Please turn the lines of the records below into one numbered list, leaving out any blank lines.
* Begin AVAILABLE DATA *
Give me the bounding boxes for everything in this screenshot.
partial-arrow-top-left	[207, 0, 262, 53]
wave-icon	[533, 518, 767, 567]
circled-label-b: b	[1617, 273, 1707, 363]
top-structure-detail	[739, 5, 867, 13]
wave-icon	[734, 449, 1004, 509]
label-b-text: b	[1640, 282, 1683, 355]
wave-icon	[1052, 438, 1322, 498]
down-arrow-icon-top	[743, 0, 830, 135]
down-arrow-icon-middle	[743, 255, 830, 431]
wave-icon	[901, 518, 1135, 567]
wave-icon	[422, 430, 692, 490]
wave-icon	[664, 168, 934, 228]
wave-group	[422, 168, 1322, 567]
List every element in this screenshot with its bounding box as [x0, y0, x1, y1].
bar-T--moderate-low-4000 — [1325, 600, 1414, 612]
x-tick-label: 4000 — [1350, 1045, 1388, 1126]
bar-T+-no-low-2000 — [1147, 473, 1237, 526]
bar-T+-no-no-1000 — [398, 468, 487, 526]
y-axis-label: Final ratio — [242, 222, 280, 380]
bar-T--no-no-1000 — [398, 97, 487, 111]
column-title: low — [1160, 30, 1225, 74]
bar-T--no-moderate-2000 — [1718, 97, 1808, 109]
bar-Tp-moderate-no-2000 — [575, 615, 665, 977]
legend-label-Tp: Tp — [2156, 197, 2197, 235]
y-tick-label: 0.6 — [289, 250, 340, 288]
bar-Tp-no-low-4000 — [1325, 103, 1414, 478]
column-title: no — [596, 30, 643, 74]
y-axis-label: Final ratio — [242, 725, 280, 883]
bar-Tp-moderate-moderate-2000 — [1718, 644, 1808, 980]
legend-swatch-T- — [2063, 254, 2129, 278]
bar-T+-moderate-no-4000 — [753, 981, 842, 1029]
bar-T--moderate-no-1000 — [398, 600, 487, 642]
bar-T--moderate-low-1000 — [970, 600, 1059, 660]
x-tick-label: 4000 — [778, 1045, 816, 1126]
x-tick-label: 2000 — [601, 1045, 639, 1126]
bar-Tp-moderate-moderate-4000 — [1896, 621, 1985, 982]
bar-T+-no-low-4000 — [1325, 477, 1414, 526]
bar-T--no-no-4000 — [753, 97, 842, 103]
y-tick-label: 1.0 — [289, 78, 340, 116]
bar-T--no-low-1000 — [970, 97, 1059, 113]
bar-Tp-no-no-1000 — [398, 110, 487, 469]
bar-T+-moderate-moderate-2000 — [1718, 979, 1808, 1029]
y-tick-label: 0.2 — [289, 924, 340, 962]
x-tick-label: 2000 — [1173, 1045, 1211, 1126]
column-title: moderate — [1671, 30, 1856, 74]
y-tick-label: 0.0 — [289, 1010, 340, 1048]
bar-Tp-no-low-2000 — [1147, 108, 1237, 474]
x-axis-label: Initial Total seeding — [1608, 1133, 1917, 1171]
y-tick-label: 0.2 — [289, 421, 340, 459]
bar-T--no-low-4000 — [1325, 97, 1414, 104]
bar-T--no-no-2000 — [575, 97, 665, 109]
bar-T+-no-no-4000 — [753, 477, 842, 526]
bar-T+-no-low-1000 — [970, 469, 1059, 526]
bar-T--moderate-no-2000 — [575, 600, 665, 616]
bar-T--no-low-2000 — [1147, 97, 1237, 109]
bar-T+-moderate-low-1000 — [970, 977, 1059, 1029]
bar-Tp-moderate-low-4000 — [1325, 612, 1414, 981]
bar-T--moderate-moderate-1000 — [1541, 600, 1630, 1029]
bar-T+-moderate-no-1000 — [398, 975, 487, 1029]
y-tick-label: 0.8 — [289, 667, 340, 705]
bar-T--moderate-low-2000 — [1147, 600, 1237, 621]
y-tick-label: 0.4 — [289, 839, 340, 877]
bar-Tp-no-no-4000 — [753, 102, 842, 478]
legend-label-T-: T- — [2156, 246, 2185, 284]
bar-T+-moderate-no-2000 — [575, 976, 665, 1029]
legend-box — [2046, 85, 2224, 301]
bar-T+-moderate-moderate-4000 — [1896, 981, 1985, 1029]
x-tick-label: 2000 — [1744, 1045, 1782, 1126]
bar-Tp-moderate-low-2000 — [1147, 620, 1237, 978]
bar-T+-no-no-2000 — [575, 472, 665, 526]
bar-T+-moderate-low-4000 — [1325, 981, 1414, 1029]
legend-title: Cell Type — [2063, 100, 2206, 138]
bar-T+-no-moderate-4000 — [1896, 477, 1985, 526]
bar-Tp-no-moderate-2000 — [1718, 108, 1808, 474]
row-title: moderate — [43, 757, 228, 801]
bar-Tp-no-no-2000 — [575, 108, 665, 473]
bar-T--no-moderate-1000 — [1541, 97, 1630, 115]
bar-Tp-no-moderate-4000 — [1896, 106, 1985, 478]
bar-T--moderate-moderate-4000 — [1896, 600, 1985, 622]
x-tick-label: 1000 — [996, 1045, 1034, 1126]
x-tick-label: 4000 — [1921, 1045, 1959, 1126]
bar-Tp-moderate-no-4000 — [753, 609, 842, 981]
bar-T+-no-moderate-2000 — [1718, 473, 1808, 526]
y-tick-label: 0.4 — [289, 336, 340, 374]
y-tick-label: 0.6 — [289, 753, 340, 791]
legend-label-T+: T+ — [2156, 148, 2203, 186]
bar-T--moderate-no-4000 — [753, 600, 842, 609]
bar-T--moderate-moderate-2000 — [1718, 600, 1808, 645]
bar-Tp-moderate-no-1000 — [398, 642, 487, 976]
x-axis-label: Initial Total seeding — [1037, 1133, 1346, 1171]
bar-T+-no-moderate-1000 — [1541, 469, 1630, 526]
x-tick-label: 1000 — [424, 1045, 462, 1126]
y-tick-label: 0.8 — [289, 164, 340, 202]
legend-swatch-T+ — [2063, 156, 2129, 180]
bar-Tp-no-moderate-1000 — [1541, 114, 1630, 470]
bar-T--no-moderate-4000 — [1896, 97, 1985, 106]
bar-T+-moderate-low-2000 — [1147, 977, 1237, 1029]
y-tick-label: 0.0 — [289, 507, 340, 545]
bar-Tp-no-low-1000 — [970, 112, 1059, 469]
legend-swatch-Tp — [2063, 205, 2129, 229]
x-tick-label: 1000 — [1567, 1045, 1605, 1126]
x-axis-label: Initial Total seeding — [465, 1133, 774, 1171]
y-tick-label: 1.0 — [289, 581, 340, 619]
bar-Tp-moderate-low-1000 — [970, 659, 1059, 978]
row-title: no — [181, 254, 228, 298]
* End AVAILABLE DATA *
● SOLUTION BELOW:
1. Give me the bounding boxes for everything in this screenshot.
2. partial-arrow-top-left	[207, 0, 262, 53]
3. wave-icon	[533, 518, 767, 567]
4. circled-label-b: b	[1617, 273, 1707, 363]
5. top-structure-detail	[739, 5, 867, 13]
6. wave-icon	[734, 449, 1004, 509]
7. label-b-text: b	[1640, 282, 1683, 355]
8. wave-icon	[1052, 438, 1322, 498]
9. down-arrow-icon-top	[743, 0, 830, 135]
10. down-arrow-icon-middle	[743, 255, 830, 431]
11. wave-icon	[901, 518, 1135, 567]
12. wave-icon	[422, 430, 692, 490]
13. wave-icon	[664, 168, 934, 228]
14. wave-group	[422, 168, 1322, 567]
15. List every element in this screenshot with its bounding box as [x0, y0, x1, y1].
16. bar-T--moderate-low-4000 — [1325, 600, 1414, 612]
17. x-tick-label: 4000 — [1350, 1045, 1388, 1126]
18. bar-T+-no-low-2000 — [1147, 473, 1237, 526]
19. bar-T+-no-no-1000 — [398, 468, 487, 526]
20. y-axis-label: Final ratio — [242, 222, 280, 380]
21. bar-T--no-no-1000 — [398, 97, 487, 111]
22. column-title: low — [1160, 30, 1225, 74]
23. bar-T--no-moderate-2000 — [1718, 97, 1808, 109]
24. bar-Tp-moderate-no-2000 — [575, 615, 665, 977]
25. legend-label-Tp: Tp — [2156, 197, 2197, 235]
26. y-tick-label: 0.6 — [289, 250, 340, 288]
27. bar-Tp-no-low-4000 — [1325, 103, 1414, 478]
28. column-title: no — [596, 30, 643, 74]
29. y-axis-label: Final ratio — [242, 725, 280, 883]
30. bar-Tp-moderate-moderate-2000 — [1718, 644, 1808, 980]
31. legend-swatch-T- — [2063, 254, 2129, 278]
32. bar-T+-moderate-no-4000 — [753, 981, 842, 1029]
33. bar-T--moderate-no-1000 — [398, 600, 487, 642]
34. bar-T--moderate-low-1000 — [970, 600, 1059, 660]
35. x-tick-label: 4000 — [778, 1045, 816, 1126]
36. x-tick-label: 2000 — [601, 1045, 639, 1126]
37. bar-Tp-moderate-moderate-4000 — [1896, 621, 1985, 982]
38. bar-T+-no-low-4000 — [1325, 477, 1414, 526]
39. bar-T--no-no-4000 — [753, 97, 842, 103]
40. y-tick-label: 1.0 — [289, 78, 340, 116]
41. bar-T--no-low-1000 — [970, 97, 1059, 113]
42. bar-Tp-no-no-1000 — [398, 110, 487, 469]
43. bar-T+-moderate-moderate-2000 — [1718, 979, 1808, 1029]
44. y-tick-label: 0.2 — [289, 924, 340, 962]
45. x-tick-label: 2000 — [1173, 1045, 1211, 1126]
46. column-title: moderate — [1671, 30, 1856, 74]
47. y-tick-label: 0.0 — [289, 1010, 340, 1048]
48. bar-Tp-no-low-2000 — [1147, 108, 1237, 474]
49. x-axis-label: Initial Total seeding — [1608, 1133, 1917, 1171]
50. y-tick-label: 0.2 — [289, 421, 340, 459]
51. bar-T--no-low-4000 — [1325, 97, 1414, 104]
52. bar-T--no-no-2000 — [575, 97, 665, 109]
53. bar-T+-no-no-4000 — [753, 477, 842, 526]
54. bar-T+-no-low-1000 — [970, 469, 1059, 526]
55. bar-T--moderate-no-2000 — [575, 600, 665, 616]
56. bar-T--no-low-2000 — [1147, 97, 1237, 109]
57. bar-T+-moderate-low-1000 — [970, 977, 1059, 1029]
58. bar-Tp-moderate-low-4000 — [1325, 612, 1414, 981]
59. bar-T--moderate-moderate-1000 — [1541, 600, 1630, 1029]
60. bar-T+-moderate-no-1000 — [398, 975, 487, 1029]
61. y-tick-label: 0.8 — [289, 667, 340, 705]
62. bar-T--moderate-low-2000 — [1147, 600, 1237, 621]
63. y-tick-label: 0.4 — [289, 839, 340, 877]
64. bar-Tp-no-no-4000 — [753, 102, 842, 478]
65. legend-label-T-: T- — [2156, 246, 2185, 284]
66. bar-T+-moderate-no-2000 — [575, 976, 665, 1029]
67. legend-box — [2046, 85, 2224, 301]
68. bar-T+-moderate-moderate-4000 — [1896, 981, 1985, 1029]
69. x-tick-label: 2000 — [1744, 1045, 1782, 1126]
70. bar-Tp-moderate-low-2000 — [1147, 620, 1237, 978]
71. bar-T+-no-no-2000 — [575, 472, 665, 526]
72. bar-T+-moderate-low-4000 — [1325, 981, 1414, 1029]
73. legend-title: Cell Type — [2063, 100, 2206, 138]
74. bar-T+-no-moderate-4000 — [1896, 477, 1985, 526]
75. bar-Tp-no-moderate-2000 — [1718, 108, 1808, 474]
76. row-title: moderate — [43, 757, 228, 801]
77. bar-Tp-no-no-2000 — [575, 108, 665, 473]
78. bar-T--no-moderate-1000 — [1541, 97, 1630, 115]
79. bar-Tp-no-moderate-4000 — [1896, 106, 1985, 478]
80. bar-T--moderate-moderate-4000 — [1896, 600, 1985, 622]
81. x-tick-label: 1000 — [996, 1045, 1034, 1126]
82. x-tick-label: 4000 — [1921, 1045, 1959, 1126]
83. bar-Tp-moderate-no-4000 — [753, 609, 842, 981]
84. bar-T+-no-moderate-2000 — [1718, 473, 1808, 526]
85. y-tick-label: 0.4 — [289, 336, 340, 374]
86. y-tick-label: 0.6 — [289, 753, 340, 791]
87. legend-label-T+: T+ — [2156, 148, 2203, 186]
88. bar-T--moderate-no-4000 — [753, 600, 842, 609]
89. bar-T--moderate-moderate-2000 — [1718, 600, 1808, 645]
90. bar-Tp-moderate-no-1000 — [398, 642, 487, 976]
91. x-axis-label: Initial Total seeding — [1037, 1133, 1346, 1171]
92. bar-T+-no-moderate-1000 — [1541, 469, 1630, 526]
93. x-tick-label: 1000 — [424, 1045, 462, 1126]
94. y-tick-label: 0.8 — [289, 164, 340, 202]
95. legend-swatch-T+ — [2063, 156, 2129, 180]
96. bar-Tp-no-moderate-1000 — [1541, 114, 1630, 470]
97. bar-T--no-moderate-4000 — [1896, 97, 1985, 106]
98. bar-T+-moderate-low-2000 — [1147, 977, 1237, 1029]
99. y-tick-label: 0.0 — [289, 507, 340, 545]
100. bar-Tp-no-low-1000 — [970, 112, 1059, 469]
101. legend-swatch-Tp — [2063, 205, 2129, 229]
102. x-tick-label: 1000 — [1567, 1045, 1605, 1126]
103. x-axis-label: Initial Total seeding — [465, 1133, 774, 1171]
104. y-tick-label: 1.0 — [289, 581, 340, 619]
105. bar-Tp-moderate-low-1000 — [970, 659, 1059, 978]
106. row-title: no — [181, 254, 228, 298]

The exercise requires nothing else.